>> start RECORDS FOR PROCESSING

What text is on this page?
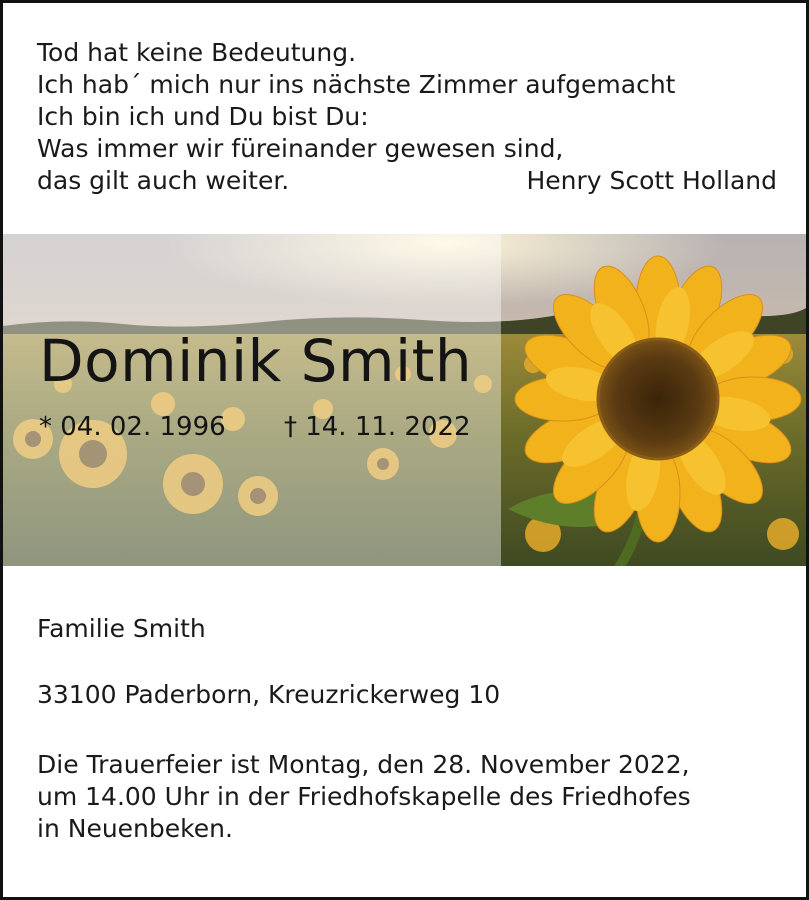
Tod hat keine Bedeutung.
Ich hab´ mich nur ins nächste Zimmer aufgemacht
Ich bin ich und Du bist Du:
Was immer wir füreinander gewesen sind,
das gilt auch weiter.	Henry Scott Holland
Dominik Smith
* 04. 02. 1996 † 14. 11. 2022

Familie Smith

33100 Paderborn, Kreuzrickerweg 10

Die Trauerfeier ist Montag, den 28. November 2022,
um 14.00 Uhr in der Friedhofskapelle des Friedhofes
in Neuenbeken.
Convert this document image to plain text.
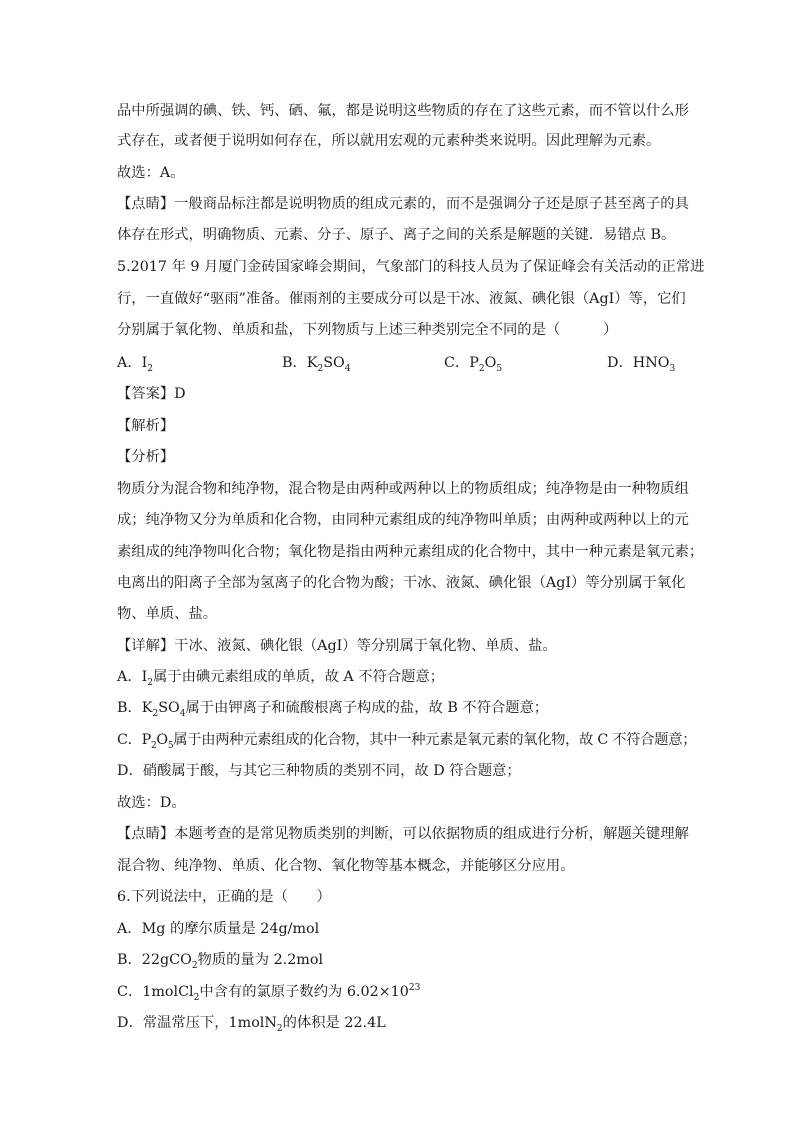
品中所强调的碘、铁、钙、硒、氟，都是说明这些物质的存在了这些元素，而不管以什么形
式存在，或者便于说明如何存在，所以就用宏观的元素种类来说明。因此理解为元素。
故选：A。
【点睛】一般商品标注都是说明物质的组成元素的，而不是强调分子还是原子甚至离子的具
体存在形式，明确物质、元素、分子、原子、离子之间的关系是解题的关键．易错点 B。
5.2017 年 9 月厦门金砖国家峰会期间，气象部门的科技人员为了保证峰会有关活动的正常进
行，一直做好“驱雨”准备。催雨剂的主要成分可以是干冰、液氮、碘化银（AgI）等，它们
分别属于氧化物、单质和盐，下列物质与上述三种类别完全不同的是（　　　）
A．$I_2$	B．$K_2SO_4$	C．$P_2O_5$	D．$HNO_3$
【答案】D
【解析】
【分析】
物质分为混合物和纯净物，混合物是由两种或两种以上的物质组成；纯净物是由一种物质组
成；纯净物又分为单质和化合物，由同种元素组成的纯净物叫单质；由两种或两种以上的元
素组成的纯净物叫化合物；氧化物是指由两种元素组成的化合物中，其中一种元素是氧元素；
电离出的阳离子全部为氢离子的化合物为酸；干冰、液氮、碘化银（AgI）等分别属于氧化
物、单质、盐。
【详解】干冰、液氮、碘化银（AgI）等分别属于氧化物、单质、盐。
A．$I_2$属于由碘元素组成的单质，故 A 不符合题意；
B．$K_2SO_4$属于由钾离子和硫酸根离子构成的盐，故 B 不符合题意；
C．$P_2O_5$属于由两种元素组成的化合物，其中一种元素是氧元素的氧化物，故 C 不符合题意；
D．硝酸属于酸，与其它三种物质的类别不同，故 D 符合题意；
故选：D。
【点睛】本题考查的是常见物质类别的判断，可以依据物质的组成进行分析，解题关键理解
混合物、纯净物、单质、化合物、氧化物等基本概念，并能够区分应用。
6.下列说法中，正确的是（　　）
A．Mg 的摩尔质量是 24g/mol
B．22gCO$_2$物质的量为 2.2mol
C．1molCl$_2$中含有的氯原子数约为 $6.02\times 10^{23}$
D．常温常压下，1molN$_2$的体积是 22.4L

>> end RECORDS FOR PROCESSING

WORK INSTRUCTIONS: Filter the records above and return every line that holds the word "this".

TASK ANSWER:
What text is on this page?
Convert this document image to plain text.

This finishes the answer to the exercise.